> **Exercise prompt**: All of the records below need to be copied exactly.

::::::::

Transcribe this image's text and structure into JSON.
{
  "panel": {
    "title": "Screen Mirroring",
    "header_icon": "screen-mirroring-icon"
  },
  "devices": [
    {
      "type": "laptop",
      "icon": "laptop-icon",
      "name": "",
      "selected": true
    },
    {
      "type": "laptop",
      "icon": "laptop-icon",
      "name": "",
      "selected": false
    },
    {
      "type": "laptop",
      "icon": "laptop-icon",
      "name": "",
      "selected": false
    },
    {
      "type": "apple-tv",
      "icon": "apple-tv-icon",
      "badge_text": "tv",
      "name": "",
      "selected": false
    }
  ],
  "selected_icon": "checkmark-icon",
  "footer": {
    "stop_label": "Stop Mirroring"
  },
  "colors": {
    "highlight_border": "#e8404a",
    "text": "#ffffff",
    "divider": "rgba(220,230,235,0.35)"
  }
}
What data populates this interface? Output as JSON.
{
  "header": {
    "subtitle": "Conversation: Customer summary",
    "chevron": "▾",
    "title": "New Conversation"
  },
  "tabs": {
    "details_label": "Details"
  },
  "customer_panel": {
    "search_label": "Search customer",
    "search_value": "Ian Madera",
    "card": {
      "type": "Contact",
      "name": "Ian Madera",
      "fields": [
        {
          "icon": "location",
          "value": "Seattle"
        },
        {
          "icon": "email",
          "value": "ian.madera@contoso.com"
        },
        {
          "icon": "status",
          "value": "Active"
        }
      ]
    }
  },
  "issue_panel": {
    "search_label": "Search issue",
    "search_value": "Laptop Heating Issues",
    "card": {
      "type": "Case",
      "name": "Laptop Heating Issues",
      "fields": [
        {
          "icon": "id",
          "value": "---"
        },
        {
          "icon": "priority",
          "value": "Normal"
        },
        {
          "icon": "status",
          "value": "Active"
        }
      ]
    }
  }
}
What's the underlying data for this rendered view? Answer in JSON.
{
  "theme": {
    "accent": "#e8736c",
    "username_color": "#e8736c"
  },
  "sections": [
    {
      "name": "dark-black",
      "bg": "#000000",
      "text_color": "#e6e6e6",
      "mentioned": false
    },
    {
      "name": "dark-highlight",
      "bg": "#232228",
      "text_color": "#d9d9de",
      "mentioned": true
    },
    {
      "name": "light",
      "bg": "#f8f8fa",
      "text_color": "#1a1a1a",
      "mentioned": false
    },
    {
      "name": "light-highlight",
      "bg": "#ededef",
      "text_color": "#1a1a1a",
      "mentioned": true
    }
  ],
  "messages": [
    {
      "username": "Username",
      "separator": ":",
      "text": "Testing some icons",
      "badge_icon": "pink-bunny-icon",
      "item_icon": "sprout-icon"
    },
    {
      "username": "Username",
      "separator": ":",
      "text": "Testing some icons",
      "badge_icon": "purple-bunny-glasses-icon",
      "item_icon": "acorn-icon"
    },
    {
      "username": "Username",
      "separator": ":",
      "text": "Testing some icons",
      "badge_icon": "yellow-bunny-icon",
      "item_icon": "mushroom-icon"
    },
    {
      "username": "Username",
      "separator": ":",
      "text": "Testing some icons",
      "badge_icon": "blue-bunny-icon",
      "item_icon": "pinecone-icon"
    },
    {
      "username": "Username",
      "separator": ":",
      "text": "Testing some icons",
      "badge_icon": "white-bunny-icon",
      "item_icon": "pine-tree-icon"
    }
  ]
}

::::::::

> **Solution to this task**:
Transcribe this image's text and structure into JSON.
{
  "panel": {
    "title": "Screen Mirroring",
    "header_icon": "screen-mirroring-icon"
  },
  "devices": [
    {
      "type": "laptop",
      "icon": "laptop-icon",
      "name": "",
      "selected": true
    },
    {
      "type": "laptop",
      "icon": "laptop-icon",
      "name": "",
      "selected": false
    },
    {
      "type": "laptop",
      "icon": "laptop-icon",
      "name": "",
      "selected": false
    },
    {
      "type": "apple-tv",
      "icon": "apple-tv-icon",
      "badge_text": "tv",
      "name": "",
      "selected": false
    }
  ],
  "selected_icon": "checkmark-icon",
  "footer": {
    "stop_label": "Stop Mirroring"
  },
  "colors": {
    "highlight_border": "#e8404a",
    "text": "#ffffff",
    "divider": "rgba(220,230,235,0.35)"
  }
}
What data populates this interface? Output as JSON.
{
  "header": {
    "subtitle": "Conversation: Customer summary",
    "chevron": "▾",
    "title": "New Conversation"
  },
  "tabs": {
    "details_label": "Details"
  },
  "customer_panel": {
    "search_label": "Search customer",
    "search_value": "Ian Madera",
    "card": {
      "type": "Contact",
      "name": "Ian Madera",
      "fields": [
        {
          "icon": "location",
          "value": "Seattle"
        },
        {
          "icon": "email",
          "value": "ian.madera@contoso.com"
        },
        {
          "icon": "status",
          "value": "Active"
        }
      ]
    }
  },
  "issue_panel": {
    "search_label": "Search issue",
    "search_value": "Laptop Heating Issues",
    "card": {
      "type": "Case",
      "name": "Laptop Heating Issues",
      "fields": [
        {
          "icon": "id",
          "value": "---"
        },
        {
          "icon": "priority",
          "value": "Normal"
        },
        {
          "icon": "status",
          "value": "Active"
        }
      ]
    }
  }
}
What's the underlying data for this rendered view? Answer in JSON.
{
  "theme": {
    "accent": "#e8736c",
    "username_color": "#e8736c"
  },
  "sections": [
    {
      "name": "dark-black",
      "bg": "#000000",
      "text_color": "#e6e6e6",
      "mentioned": false
    },
    {
      "name": "dark-highlight",
      "bg": "#232228",
      "text_color": "#d9d9de",
      "mentioned": true
    },
    {
      "name": "light",
      "bg": "#f8f8fa",
      "text_color": "#1a1a1a",
      "mentioned": false
    },
    {
      "name": "light-highlight",
      "bg": "#ededef",
      "text_color": "#1a1a1a",
      "mentioned": true
    }
  ],
  "messages": [
    {
      "username": "Username",
      "separator": ":",
      "text": "Testing some icons",
      "badge_icon": "pink-bunny-icon",
      "item_icon": "sprout-icon"
    },
    {
      "username": "Username",
      "separator": ":",
      "text": "Testing some icons",
      "badge_icon": "purple-bunny-glasses-icon",
      "item_icon": "acorn-icon"
    },
    {
      "username": "Username",
      "separator": ":",
      "text": "Testing some icons",
      "badge_icon": "yellow-bunny-icon",
      "item_icon": "mushroom-icon"
    },
    {
      "username": "Username",
      "separator": ":",
      "text": "Testing some icons",
      "badge_icon": "blue-bunny-icon",
      "item_icon": "pinecone-icon"
    },
    {
      "username": "Username",
      "separator": ":",
      "text": "Testing some icons",
      "badge_icon": "white-bunny-icon",
      "item_icon": "pine-tree-icon"
    }
  ]
}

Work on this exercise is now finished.